(Dataset entries)
※ ※ ※

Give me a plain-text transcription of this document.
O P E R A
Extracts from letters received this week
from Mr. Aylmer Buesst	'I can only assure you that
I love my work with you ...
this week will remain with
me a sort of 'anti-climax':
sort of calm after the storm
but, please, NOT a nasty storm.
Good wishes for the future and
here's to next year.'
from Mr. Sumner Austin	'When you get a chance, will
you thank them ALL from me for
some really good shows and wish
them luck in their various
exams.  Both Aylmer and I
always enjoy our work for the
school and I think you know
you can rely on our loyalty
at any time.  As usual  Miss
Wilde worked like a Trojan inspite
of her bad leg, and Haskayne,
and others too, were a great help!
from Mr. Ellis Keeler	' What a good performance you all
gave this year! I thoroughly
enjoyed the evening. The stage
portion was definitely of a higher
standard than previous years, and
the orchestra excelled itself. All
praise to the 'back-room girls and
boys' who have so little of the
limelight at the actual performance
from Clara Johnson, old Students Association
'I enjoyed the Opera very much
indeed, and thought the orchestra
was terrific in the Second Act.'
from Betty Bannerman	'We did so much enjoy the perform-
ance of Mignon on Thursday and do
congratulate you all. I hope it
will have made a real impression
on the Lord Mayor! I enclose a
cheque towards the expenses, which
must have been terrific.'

※ ※ ※

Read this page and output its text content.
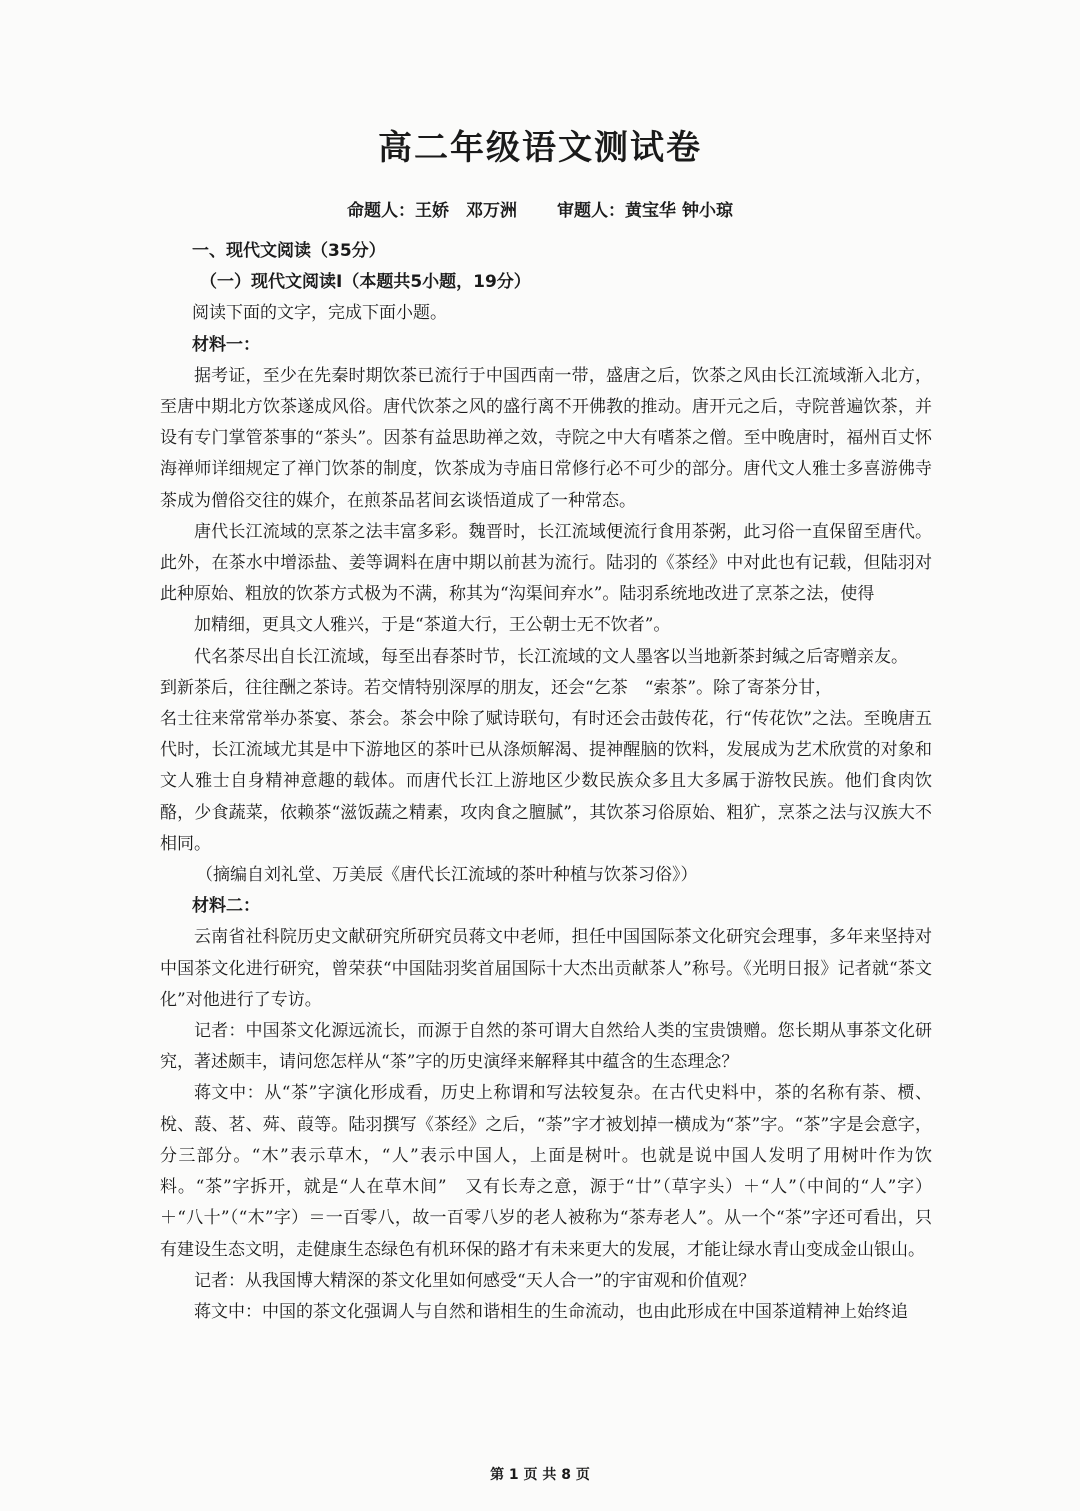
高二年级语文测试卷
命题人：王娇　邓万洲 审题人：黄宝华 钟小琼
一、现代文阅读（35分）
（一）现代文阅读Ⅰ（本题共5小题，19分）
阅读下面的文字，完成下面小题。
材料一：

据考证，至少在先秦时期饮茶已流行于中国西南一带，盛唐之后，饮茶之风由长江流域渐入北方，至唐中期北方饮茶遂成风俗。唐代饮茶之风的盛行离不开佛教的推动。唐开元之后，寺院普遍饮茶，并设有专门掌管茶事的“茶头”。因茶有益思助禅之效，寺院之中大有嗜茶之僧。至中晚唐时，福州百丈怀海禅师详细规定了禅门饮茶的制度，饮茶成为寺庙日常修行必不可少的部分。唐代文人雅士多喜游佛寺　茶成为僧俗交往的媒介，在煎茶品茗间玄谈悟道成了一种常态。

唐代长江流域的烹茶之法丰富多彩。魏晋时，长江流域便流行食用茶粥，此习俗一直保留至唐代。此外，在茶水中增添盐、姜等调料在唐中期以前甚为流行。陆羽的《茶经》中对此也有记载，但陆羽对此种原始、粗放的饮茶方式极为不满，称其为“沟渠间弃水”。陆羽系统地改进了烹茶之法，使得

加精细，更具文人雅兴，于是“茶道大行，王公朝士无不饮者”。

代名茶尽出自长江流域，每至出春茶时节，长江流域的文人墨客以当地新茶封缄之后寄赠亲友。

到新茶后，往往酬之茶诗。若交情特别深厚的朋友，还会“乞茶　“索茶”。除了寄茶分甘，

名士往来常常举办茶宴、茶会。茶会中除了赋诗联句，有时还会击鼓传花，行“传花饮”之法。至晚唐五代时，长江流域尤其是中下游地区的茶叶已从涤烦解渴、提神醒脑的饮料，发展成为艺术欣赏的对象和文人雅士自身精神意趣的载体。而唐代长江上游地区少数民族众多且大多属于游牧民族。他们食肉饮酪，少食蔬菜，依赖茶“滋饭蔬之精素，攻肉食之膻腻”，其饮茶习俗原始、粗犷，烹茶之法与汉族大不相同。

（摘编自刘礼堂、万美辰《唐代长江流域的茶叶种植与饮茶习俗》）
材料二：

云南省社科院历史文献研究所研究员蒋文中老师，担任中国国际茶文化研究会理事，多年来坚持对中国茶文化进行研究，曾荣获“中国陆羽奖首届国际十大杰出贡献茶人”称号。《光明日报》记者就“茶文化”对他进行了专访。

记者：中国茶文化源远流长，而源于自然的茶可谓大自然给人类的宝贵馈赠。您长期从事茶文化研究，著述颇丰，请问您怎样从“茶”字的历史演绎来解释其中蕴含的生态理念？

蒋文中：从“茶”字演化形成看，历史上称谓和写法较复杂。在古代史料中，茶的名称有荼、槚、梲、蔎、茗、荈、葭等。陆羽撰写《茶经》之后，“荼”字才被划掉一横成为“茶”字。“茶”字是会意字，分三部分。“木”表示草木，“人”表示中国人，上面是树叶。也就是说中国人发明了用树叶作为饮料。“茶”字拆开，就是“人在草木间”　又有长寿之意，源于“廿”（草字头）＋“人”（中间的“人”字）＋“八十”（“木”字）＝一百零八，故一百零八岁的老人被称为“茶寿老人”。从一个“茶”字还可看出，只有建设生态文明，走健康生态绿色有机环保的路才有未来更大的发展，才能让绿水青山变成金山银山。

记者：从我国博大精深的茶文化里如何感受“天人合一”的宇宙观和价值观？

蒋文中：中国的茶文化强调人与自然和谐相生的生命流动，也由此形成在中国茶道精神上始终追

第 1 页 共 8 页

※ ※ ※

*TASK INSTRUCTIONS:*
Note how many lines in the listing above hold the string "will", then give only that figure.

*REPLY:*
3